_Your instructions_: Give every line again exactly as it appears, please, but not the pictures.

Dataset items

┌──

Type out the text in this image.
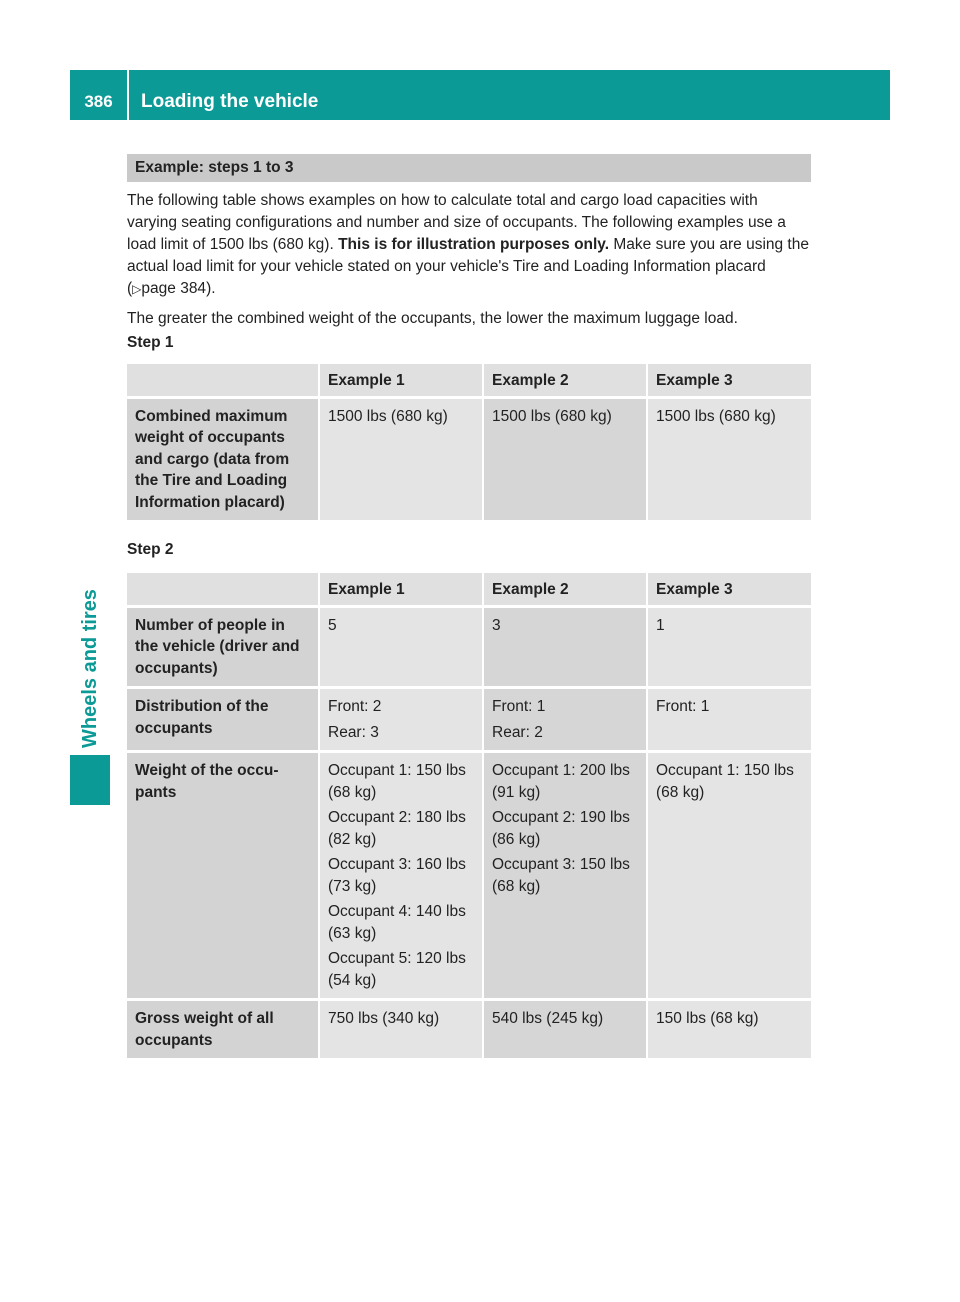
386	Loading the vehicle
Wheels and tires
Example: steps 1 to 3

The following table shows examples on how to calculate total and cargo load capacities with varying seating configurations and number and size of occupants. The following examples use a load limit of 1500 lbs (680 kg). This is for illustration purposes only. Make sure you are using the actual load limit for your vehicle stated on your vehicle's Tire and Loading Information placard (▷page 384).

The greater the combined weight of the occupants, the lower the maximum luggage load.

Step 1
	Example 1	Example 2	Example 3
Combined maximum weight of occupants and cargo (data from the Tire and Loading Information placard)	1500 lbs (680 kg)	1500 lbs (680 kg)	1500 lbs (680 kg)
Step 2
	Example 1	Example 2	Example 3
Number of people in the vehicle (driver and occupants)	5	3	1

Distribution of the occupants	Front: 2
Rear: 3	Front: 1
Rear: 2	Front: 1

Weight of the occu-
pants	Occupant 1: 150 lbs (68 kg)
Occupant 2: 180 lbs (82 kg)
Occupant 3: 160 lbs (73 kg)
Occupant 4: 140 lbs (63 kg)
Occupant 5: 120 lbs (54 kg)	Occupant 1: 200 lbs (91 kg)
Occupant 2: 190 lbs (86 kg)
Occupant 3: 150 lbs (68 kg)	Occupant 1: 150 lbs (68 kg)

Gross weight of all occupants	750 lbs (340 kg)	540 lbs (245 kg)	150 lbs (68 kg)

└──

_Result below_:
Type out the text in this image.
386	Loading the vehicle
Wheels and tires
Example: steps 1 to 3

The following table shows examples on how to calculate total and cargo load capacities with varying seating configurations and number and size of occupants. The following examples use a load limit of 1500 lbs (680 kg). This is for illustration purposes only. Make sure you are using the actual load limit for your vehicle stated on your vehicle's Tire and Loading Information placard (▷page 384).

The greater the combined weight of the occupants, the lower the maximum luggage load.

Step 1
	Example 1	Example 2	Example 3
Combined maximum weight of occupants and cargo (data from the Tire and Loading Information placard)	1500 lbs (680 kg)	1500 lbs (680 kg)	1500 lbs (680 kg)
Step 2
	Example 1	Example 2	Example 3
Number of people in the vehicle (driver and occupants)	5	3	1

Distribution of the occupants	Front: 2
Rear: 3	Front: 1
Rear: 2	Front: 1

Weight of the occu-
pants	Occupant 1: 150 lbs (68 kg)
Occupant 2: 180 lbs (82 kg)
Occupant 3: 160 lbs (73 kg)
Occupant 4: 140 lbs (63 kg)
Occupant 5: 120 lbs (54 kg)	Occupant 1: 200 lbs (91 kg)
Occupant 2: 190 lbs (86 kg)
Occupant 3: 150 lbs (68 kg)	Occupant 1: 150 lbs (68 kg)

Gross weight of all occupants	750 lbs (340 kg)	540 lbs (245 kg)	150 lbs (68 kg)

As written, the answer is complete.